**Set exercise**
Take the records underneath and set them down exactly.

**Records provided**
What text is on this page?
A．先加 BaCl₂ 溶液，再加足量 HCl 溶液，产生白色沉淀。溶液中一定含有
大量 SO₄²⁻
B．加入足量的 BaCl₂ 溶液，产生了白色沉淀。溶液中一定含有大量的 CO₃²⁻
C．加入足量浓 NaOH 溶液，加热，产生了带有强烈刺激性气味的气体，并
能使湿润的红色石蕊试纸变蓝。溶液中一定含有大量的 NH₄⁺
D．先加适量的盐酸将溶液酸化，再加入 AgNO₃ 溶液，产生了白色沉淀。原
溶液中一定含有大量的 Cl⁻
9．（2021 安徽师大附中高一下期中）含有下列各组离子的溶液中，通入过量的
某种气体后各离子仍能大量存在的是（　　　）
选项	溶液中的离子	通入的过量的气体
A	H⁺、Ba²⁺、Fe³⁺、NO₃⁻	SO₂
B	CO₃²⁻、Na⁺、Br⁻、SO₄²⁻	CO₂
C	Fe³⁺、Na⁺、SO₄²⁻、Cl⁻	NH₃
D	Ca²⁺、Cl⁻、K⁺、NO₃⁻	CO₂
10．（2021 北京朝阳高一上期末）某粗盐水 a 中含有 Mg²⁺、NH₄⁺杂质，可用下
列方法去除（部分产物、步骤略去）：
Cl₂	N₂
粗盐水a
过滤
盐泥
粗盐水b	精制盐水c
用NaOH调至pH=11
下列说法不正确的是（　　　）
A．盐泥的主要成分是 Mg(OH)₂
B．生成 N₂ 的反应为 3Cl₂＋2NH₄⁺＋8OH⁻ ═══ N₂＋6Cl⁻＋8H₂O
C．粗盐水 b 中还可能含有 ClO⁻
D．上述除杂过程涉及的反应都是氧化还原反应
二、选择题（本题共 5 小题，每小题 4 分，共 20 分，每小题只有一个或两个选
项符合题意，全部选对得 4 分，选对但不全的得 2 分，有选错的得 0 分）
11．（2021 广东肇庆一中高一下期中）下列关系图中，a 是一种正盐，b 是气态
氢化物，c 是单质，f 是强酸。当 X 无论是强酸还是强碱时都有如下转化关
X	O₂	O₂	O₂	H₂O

**Response to the task**
What text is on this page?
A．先加 BaCl₂ 溶液，再加足量 HCl 溶液，产生白色沉淀。溶液中一定含有
大量 SO₄²⁻
B．加入足量的 BaCl₂ 溶液，产生了白色沉淀。溶液中一定含有大量的 CO₃²⁻
C．加入足量浓 NaOH 溶液，加热，产生了带有强烈刺激性气味的气体，并
能使湿润的红色石蕊试纸变蓝。溶液中一定含有大量的 NH₄⁺
D．先加适量的盐酸将溶液酸化，再加入 AgNO₃ 溶液，产生了白色沉淀。原
溶液中一定含有大量的 Cl⁻
9．（2021 安徽师大附中高一下期中）含有下列各组离子的溶液中，通入过量的
某种气体后各离子仍能大量存在的是（　　　）
选项	溶液中的离子	通入的过量的气体
A	H⁺、Ba²⁺、Fe³⁺、NO₃⁻	SO₂
B	CO₃²⁻、Na⁺、Br⁻、SO₄²⁻	CO₂
C	Fe³⁺、Na⁺、SO₄²⁻、Cl⁻	NH₃
D	Ca²⁺、Cl⁻、K⁺、NO₃⁻	CO₂
10．（2021 北京朝阳高一上期末）某粗盐水 a 中含有 Mg²⁺、NH₄⁺杂质，可用下
列方法去除（部分产物、步骤略去）：
Cl₂	N₂
粗盐水a
过滤
盐泥
粗盐水b	精制盐水c
用NaOH调至pH=11
下列说法不正确的是（　　　）
A．盐泥的主要成分是 Mg(OH)₂
B．生成 N₂ 的反应为 3Cl₂＋2NH₄⁺＋8OH⁻ ═══ N₂＋6Cl⁻＋8H₂O
C．粗盐水 b 中还可能含有 ClO⁻
D．上述除杂过程涉及的反应都是氧化还原反应
二、选择题（本题共 5 小题，每小题 4 分，共 20 分，每小题只有一个或两个选
项符合题意，全部选对得 4 分，选对但不全的得 2 分，有选错的得 0 分）
11．（2021 广东肇庆一中高一下期中）下列关系图中，a 是一种正盐，b 是气态
氢化物，c 是单质，f 是强酸。当 X 无论是强酸还是强碱时都有如下转化关
X	O₂	O₂	O₂	H₂O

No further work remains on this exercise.